>> Start Dataset content

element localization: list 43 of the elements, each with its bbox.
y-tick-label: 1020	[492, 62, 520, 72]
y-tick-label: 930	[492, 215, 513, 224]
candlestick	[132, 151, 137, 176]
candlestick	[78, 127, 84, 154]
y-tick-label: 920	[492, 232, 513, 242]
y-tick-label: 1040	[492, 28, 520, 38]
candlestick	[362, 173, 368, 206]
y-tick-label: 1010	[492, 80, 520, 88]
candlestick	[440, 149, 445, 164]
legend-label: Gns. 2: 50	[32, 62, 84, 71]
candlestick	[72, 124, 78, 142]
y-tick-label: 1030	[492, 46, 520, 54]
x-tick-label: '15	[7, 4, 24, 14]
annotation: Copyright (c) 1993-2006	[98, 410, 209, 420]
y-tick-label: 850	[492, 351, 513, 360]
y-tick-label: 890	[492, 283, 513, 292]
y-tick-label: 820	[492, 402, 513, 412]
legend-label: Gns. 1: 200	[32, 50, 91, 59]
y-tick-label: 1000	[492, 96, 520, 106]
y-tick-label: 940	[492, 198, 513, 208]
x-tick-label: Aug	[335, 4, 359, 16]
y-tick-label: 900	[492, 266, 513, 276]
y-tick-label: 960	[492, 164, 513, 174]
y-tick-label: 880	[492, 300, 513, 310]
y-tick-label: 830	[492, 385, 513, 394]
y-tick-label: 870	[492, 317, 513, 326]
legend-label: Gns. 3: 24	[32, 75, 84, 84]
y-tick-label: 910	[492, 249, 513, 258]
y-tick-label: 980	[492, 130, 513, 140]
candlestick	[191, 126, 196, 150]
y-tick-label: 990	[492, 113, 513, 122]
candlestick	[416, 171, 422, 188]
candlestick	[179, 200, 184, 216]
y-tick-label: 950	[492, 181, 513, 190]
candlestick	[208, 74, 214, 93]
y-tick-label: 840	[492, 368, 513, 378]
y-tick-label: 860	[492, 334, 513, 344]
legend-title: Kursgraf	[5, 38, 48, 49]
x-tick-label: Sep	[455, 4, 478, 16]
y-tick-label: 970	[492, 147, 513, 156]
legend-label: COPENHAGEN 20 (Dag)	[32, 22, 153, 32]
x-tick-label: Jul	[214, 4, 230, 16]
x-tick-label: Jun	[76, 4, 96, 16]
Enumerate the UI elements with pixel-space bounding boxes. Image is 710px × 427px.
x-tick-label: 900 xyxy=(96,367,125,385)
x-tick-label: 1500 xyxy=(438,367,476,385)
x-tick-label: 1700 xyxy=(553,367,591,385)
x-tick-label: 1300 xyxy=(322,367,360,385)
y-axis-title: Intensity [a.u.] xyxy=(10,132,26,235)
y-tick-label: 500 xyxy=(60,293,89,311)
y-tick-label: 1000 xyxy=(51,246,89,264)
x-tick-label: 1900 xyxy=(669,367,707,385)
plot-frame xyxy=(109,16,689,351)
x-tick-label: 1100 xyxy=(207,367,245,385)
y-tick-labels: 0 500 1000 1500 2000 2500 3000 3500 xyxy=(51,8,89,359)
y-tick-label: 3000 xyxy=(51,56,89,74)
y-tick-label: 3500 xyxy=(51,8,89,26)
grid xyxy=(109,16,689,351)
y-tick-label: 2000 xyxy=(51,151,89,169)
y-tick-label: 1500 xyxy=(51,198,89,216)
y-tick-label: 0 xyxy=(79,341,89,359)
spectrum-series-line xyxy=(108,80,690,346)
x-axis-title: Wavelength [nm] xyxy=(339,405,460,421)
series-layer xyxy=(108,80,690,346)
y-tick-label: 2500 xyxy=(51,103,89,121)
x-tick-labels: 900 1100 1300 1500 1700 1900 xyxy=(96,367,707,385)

>> End Dataset content

• Problem: Copy out every line of the records above without changing anything.

• Correct output:
element localization: list 43 of the elements, each with its bbox.
y-tick-label: 1020	[492, 62, 520, 72]
y-tick-label: 930	[492, 215, 513, 224]
candlestick	[132, 151, 137, 176]
candlestick	[78, 127, 84, 154]
y-tick-label: 920	[492, 232, 513, 242]
y-tick-label: 1040	[492, 28, 520, 38]
candlestick	[362, 173, 368, 206]
y-tick-label: 1010	[492, 80, 520, 88]
candlestick	[440, 149, 445, 164]
legend-label: Gns. 2: 50	[32, 62, 84, 71]
candlestick	[72, 124, 78, 142]
y-tick-label: 1030	[492, 46, 520, 54]
x-tick-label: '15	[7, 4, 24, 14]
annotation: Copyright (c) 1993-2006	[98, 410, 209, 420]
y-tick-label: 850	[492, 351, 513, 360]
y-tick-label: 890	[492, 283, 513, 292]
y-tick-label: 820	[492, 402, 513, 412]
legend-label: Gns. 1: 200	[32, 50, 91, 59]
y-tick-label: 1000	[492, 96, 520, 106]
y-tick-label: 940	[492, 198, 513, 208]
x-tick-label: Aug	[335, 4, 359, 16]
y-tick-label: 900	[492, 266, 513, 276]
y-tick-label: 960	[492, 164, 513, 174]
y-tick-label: 880	[492, 300, 513, 310]
y-tick-label: 830	[492, 385, 513, 394]
y-tick-label: 870	[492, 317, 513, 326]
legend-label: Gns. 3: 24	[32, 75, 84, 84]
y-tick-label: 910	[492, 249, 513, 258]
y-tick-label: 980	[492, 130, 513, 140]
candlestick	[191, 126, 196, 150]
y-tick-label: 990	[492, 113, 513, 122]
candlestick	[416, 171, 422, 188]
candlestick	[179, 200, 184, 216]
y-tick-label: 950	[492, 181, 513, 190]
candlestick	[208, 74, 214, 93]
y-tick-label: 840	[492, 368, 513, 378]
y-tick-label: 860	[492, 334, 513, 344]
legend-title: Kursgraf	[5, 38, 48, 49]
x-tick-label: Sep	[455, 4, 478, 16]
y-tick-label: 970	[492, 147, 513, 156]
legend-label: COPENHAGEN 20 (Dag)	[32, 22, 153, 32]
x-tick-label: Jul	[214, 4, 230, 16]
x-tick-label: Jun	[76, 4, 96, 16]
Enumerate the UI elements with pixel-space bounding boxes. Image is 710px × 427px.
x-tick-label: 900 xyxy=(96,367,125,385)
x-tick-label: 1500 xyxy=(438,367,476,385)
x-tick-label: 1700 xyxy=(553,367,591,385)
x-tick-label: 1300 xyxy=(322,367,360,385)
y-axis-title: Intensity [a.u.] xyxy=(10,132,26,235)
y-tick-label: 500 xyxy=(60,293,89,311)
y-tick-label: 1000 xyxy=(51,246,89,264)
x-tick-label: 1900 xyxy=(669,367,707,385)
plot-frame xyxy=(109,16,689,351)
x-tick-label: 1100 xyxy=(207,367,245,385)
y-tick-labels: 0 500 1000 1500 2000 2500 3000 3500 xyxy=(51,8,89,359)
y-tick-label: 3000 xyxy=(51,56,89,74)
y-tick-label: 3500 xyxy=(51,8,89,26)
grid xyxy=(109,16,689,351)
y-tick-label: 2000 xyxy=(51,151,89,169)
y-tick-label: 1500 xyxy=(51,198,89,216)
y-tick-label: 0 xyxy=(79,341,89,359)
spectrum-series-line xyxy=(108,80,690,346)
x-axis-title: Wavelength [nm] xyxy=(339,405,460,421)
series-layer xyxy=(108,80,690,346)
y-tick-label: 2500 xyxy=(51,103,89,121)
x-tick-labels: 900 1100 1300 1500 1700 1900 xyxy=(96,367,707,385)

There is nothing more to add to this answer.